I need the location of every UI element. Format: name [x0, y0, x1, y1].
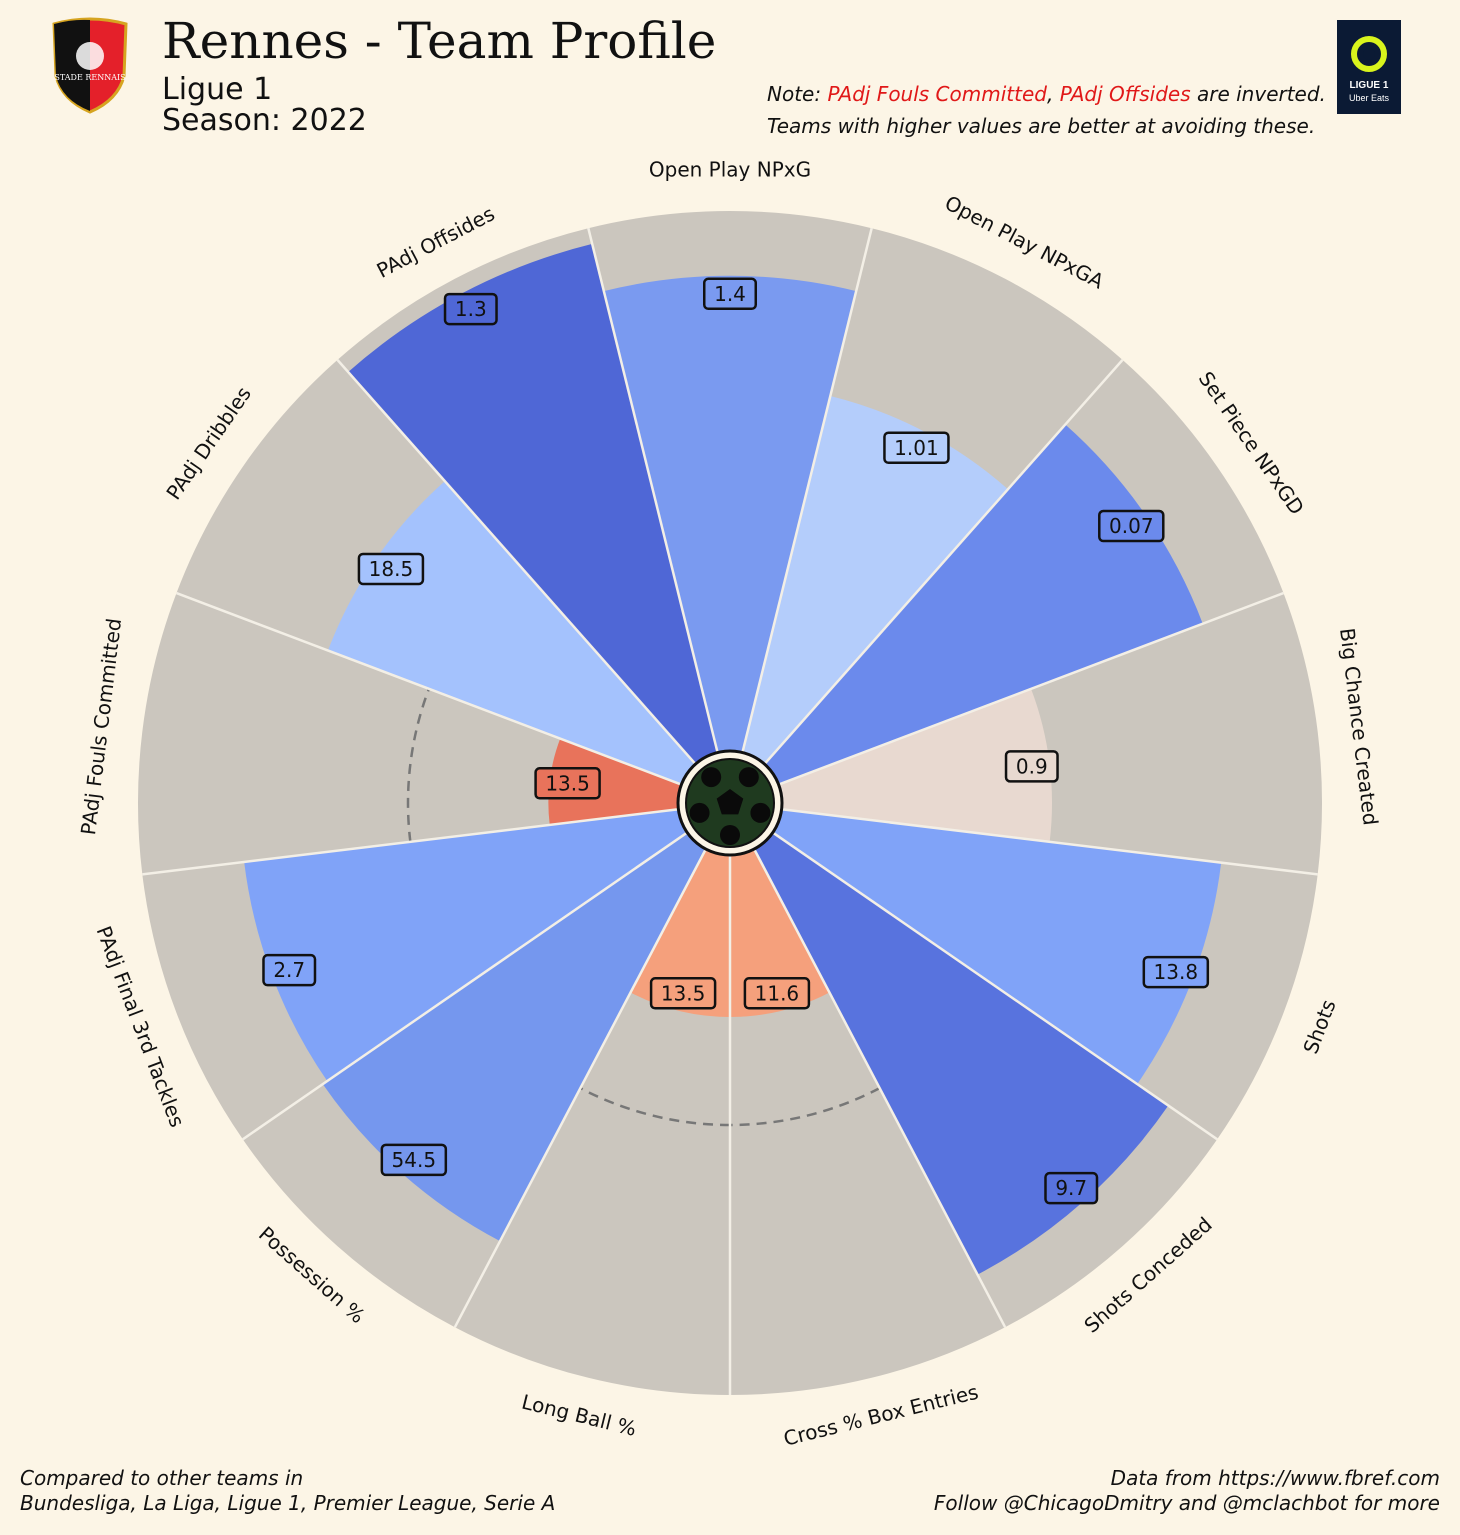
value-label-text: 9.7	[1055, 1176, 1087, 1200]
value-label-text: 18.5	[369, 557, 414, 581]
footer-follow: Follow @ChicagoDmitry and @mclachbot for…	[933, 1491, 1440, 1515]
value-label-text: 2.7	[273, 958, 305, 982]
value-label: 13.5	[649, 977, 717, 1010]
value-label: 13.8	[1142, 955, 1210, 989]
slice-value-bar	[630, 849, 730, 1017]
slice-value-bar	[348, 243, 718, 765]
slice-value-bar	[322, 832, 706, 1242]
slice-value-bar	[772, 809, 1222, 1085]
value-label: 54.5	[380, 1143, 448, 1177]
inverted-note-line2: Teams with higher values are better at a…	[767, 114, 1316, 138]
slice-value-bar	[764, 424, 1203, 785]
league-logo-icon: LIGUE 1 Uber Eats	[1337, 20, 1401, 114]
value-label-text: 13.5	[661, 981, 706, 1005]
note-prefix: Note:	[767, 82, 828, 106]
value-label-text: 1.3	[455, 297, 487, 321]
slice-divider	[753, 848, 1007, 1328]
param-label: Shots	[1298, 996, 1340, 1057]
value-label-text: 1.4	[714, 282, 746, 306]
slice-divider	[587, 227, 719, 753]
value-label-text: 1.01	[894, 436, 939, 460]
slice-divider	[453, 848, 707, 1328]
value-label: 18.5	[357, 552, 425, 586]
page-title: Rennes - Team Profile	[162, 12, 717, 70]
value-label-text: 11.6	[755, 981, 800, 1005]
note-inverted-fouls: PAdj Fouls Committed	[827, 82, 1047, 106]
footer-compared-line1: Compared to other teams in	[20, 1466, 304, 1490]
slice-value-bar	[603, 275, 857, 753]
param-label: Open Play NPxG	[649, 158, 811, 182]
slice-divider	[142, 808, 679, 876]
value-label-text: 0.9	[1016, 754, 1048, 778]
slice-value-bar	[730, 849, 830, 1017]
slice-value-bar	[244, 809, 688, 1082]
slice-divider	[763, 359, 1124, 765]
slice-divider	[772, 831, 1218, 1141]
value-label: 2.7	[262, 953, 317, 987]
league-logo-sponsor: Uber Eats	[1349, 93, 1390, 103]
value-label: 0.9	[1004, 750, 1059, 783]
value-label-text: 54.5	[392, 1148, 437, 1172]
slice-divider	[781, 808, 1318, 876]
footer-source: Data from https://www.fbref.com	[1110, 1466, 1440, 1490]
club-badge-text: STADE RENNAIS	[54, 73, 125, 82]
league-logo-text: LIGUE 1	[1350, 80, 1389, 91]
note-inverted-offsides: PAdj Offsides	[1059, 82, 1191, 106]
league-name: Ligue 1	[162, 72, 273, 107]
slice-divider	[336, 359, 697, 765]
reference-circle-arc	[406, 688, 431, 842]
slice-value-bar	[548, 738, 682, 825]
slice-value-bar	[754, 832, 1169, 1275]
slice-value-bar	[778, 688, 1052, 842]
value-label-text: 13.5	[545, 771, 590, 795]
inverted-note-line1: Note: PAdj Fouls Committed, PAdj Offside…	[767, 82, 1326, 106]
slice-divider	[778, 591, 1284, 786]
football-icon	[676, 749, 784, 857]
reference-circle-arc	[729, 1087, 881, 1127]
value-label: 1.3	[443, 292, 498, 326]
note-suffix: are inverted.	[1190, 82, 1326, 106]
footer-compared-line2: Bundesliga, La Liga, Ligue 1, Premier Le…	[20, 1491, 556, 1515]
note-comma: ,	[1046, 82, 1060, 106]
slice-background	[138, 593, 682, 875]
value-label-text: 13.8	[1154, 960, 1199, 984]
param-label: PAdj Fouls Committed	[76, 617, 126, 836]
season-label: Season: 2022	[162, 103, 367, 138]
value-label-text: 0.07	[1109, 514, 1154, 538]
value-label: 1.01	[883, 431, 950, 465]
value-label: 1.4	[703, 277, 757, 311]
param-label: Cross % Box Entries	[781, 1380, 981, 1451]
reference-circle-arc	[579, 1087, 731, 1127]
value-label: 13.5	[534, 767, 601, 800]
value-label: 11.6	[743, 977, 811, 1010]
value-label: 0.07	[1098, 509, 1165, 543]
param-label: Long Ball %	[519, 1390, 639, 1441]
slice-divider	[741, 227, 873, 753]
slice-divider	[176, 591, 682, 786]
param-label: Big Chance Created	[1335, 627, 1383, 827]
slice-divider	[242, 831, 688, 1141]
club-badge-icon: STADE RENNAIS	[52, 17, 128, 114]
value-label: 9.7	[1044, 1171, 1099, 1205]
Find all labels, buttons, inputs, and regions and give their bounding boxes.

### GOAL
Extract every row above verbatim, leaving out the pictures.

### RIGHT ANSWER
I need the location of every UI element. Format: name [x0, y0, x1, y1].
value-label-text: 9.7	[1055, 1176, 1087, 1200]
value-label-text: 18.5	[369, 557, 414, 581]
footer-follow: Follow @ChicagoDmitry and @mclachbot for…	[933, 1491, 1440, 1515]
value-label-text: 2.7	[273, 958, 305, 982]
value-label: 13.5	[649, 977, 717, 1010]
value-label: 13.8	[1142, 955, 1210, 989]
slice-value-bar	[630, 849, 730, 1017]
slice-value-bar	[348, 243, 718, 765]
slice-value-bar	[322, 832, 706, 1242]
slice-value-bar	[772, 809, 1222, 1085]
value-label: 54.5	[380, 1143, 448, 1177]
inverted-note-line2: Teams with higher values are better at a…	[767, 114, 1316, 138]
slice-value-bar	[764, 424, 1203, 785]
league-logo-icon: LIGUE 1 Uber Eats	[1337, 20, 1401, 114]
value-label-text: 13.5	[661, 981, 706, 1005]
note-prefix: Note:	[767, 82, 828, 106]
value-label-text: 1.3	[455, 297, 487, 321]
slice-divider	[753, 848, 1007, 1328]
param-label: Shots	[1298, 996, 1340, 1057]
value-label-text: 1.4	[714, 282, 746, 306]
slice-divider	[587, 227, 719, 753]
value-label-text: 1.01	[894, 436, 939, 460]
slice-divider	[453, 848, 707, 1328]
value-label: 18.5	[357, 552, 425, 586]
page-title: Rennes - Team Profile	[162, 12, 717, 70]
value-label-text: 11.6	[755, 981, 800, 1005]
note-inverted-fouls: PAdj Fouls Committed	[827, 82, 1047, 106]
footer-compared-line1: Compared to other teams in	[20, 1466, 304, 1490]
slice-value-bar	[603, 275, 857, 753]
param-label: Open Play NPxG	[649, 158, 811, 182]
slice-divider	[142, 808, 679, 876]
value-label-text: 0.9	[1016, 754, 1048, 778]
slice-value-bar	[730, 849, 830, 1017]
slice-value-bar	[244, 809, 688, 1082]
slice-divider	[763, 359, 1124, 765]
slice-divider	[772, 831, 1218, 1141]
value-label: 2.7	[262, 953, 317, 987]
league-logo-sponsor: Uber Eats	[1349, 93, 1390, 103]
value-label: 0.9	[1004, 750, 1059, 783]
value-label-text: 54.5	[392, 1148, 437, 1172]
slice-divider	[781, 808, 1318, 876]
footer-source: Data from https://www.fbref.com	[1110, 1466, 1440, 1490]
club-badge-text: STADE RENNAIS	[54, 73, 125, 82]
league-logo-text: LIGUE 1	[1350, 80, 1389, 91]
note-inverted-offsides: PAdj Offsides	[1059, 82, 1191, 106]
league-name: Ligue 1	[162, 72, 273, 107]
slice-divider	[336, 359, 697, 765]
reference-circle-arc	[406, 688, 431, 842]
slice-value-bar	[548, 738, 682, 825]
slice-value-bar	[754, 832, 1169, 1275]
slice-value-bar	[778, 688, 1052, 842]
value-label-text: 13.5	[545, 771, 590, 795]
inverted-note-line1: Note: PAdj Fouls Committed, PAdj Offside…	[767, 82, 1326, 106]
slice-divider	[778, 591, 1284, 786]
football-icon	[676, 749, 784, 857]
reference-circle-arc	[729, 1087, 881, 1127]
value-label: 1.3	[443, 292, 498, 326]
note-suffix: are inverted.	[1190, 82, 1326, 106]
footer-compared-line2: Bundesliga, La Liga, Ligue 1, Premier Le…	[20, 1491, 556, 1515]
note-comma: ,	[1046, 82, 1060, 106]
slice-background	[138, 593, 682, 875]
value-label-text: 13.8	[1154, 960, 1199, 984]
param-label: PAdj Fouls Committed	[76, 617, 126, 836]
season-label: Season: 2022	[162, 103, 367, 138]
value-label-text: 0.07	[1109, 514, 1154, 538]
value-label: 1.01	[883, 431, 950, 465]
value-label: 1.4	[703, 277, 757, 311]
param-label: Cross % Box Entries	[781, 1380, 981, 1451]
reference-circle-arc	[579, 1087, 731, 1127]
value-label: 13.5	[534, 767, 601, 800]
value-label: 11.6	[743, 977, 811, 1010]
value-label: 0.07	[1098, 509, 1165, 543]
param-label: Long Ball %	[519, 1390, 639, 1441]
slice-divider	[741, 227, 873, 753]
slice-divider	[176, 591, 682, 786]
param-label: Big Chance Created	[1335, 627, 1383, 827]
slice-divider	[242, 831, 688, 1141]
club-badge-icon: STADE RENNAIS	[52, 17, 128, 114]
value-label: 9.7	[1044, 1171, 1099, 1205]
Find all labels, buttons, inputs, and regions and give their bounding boxes.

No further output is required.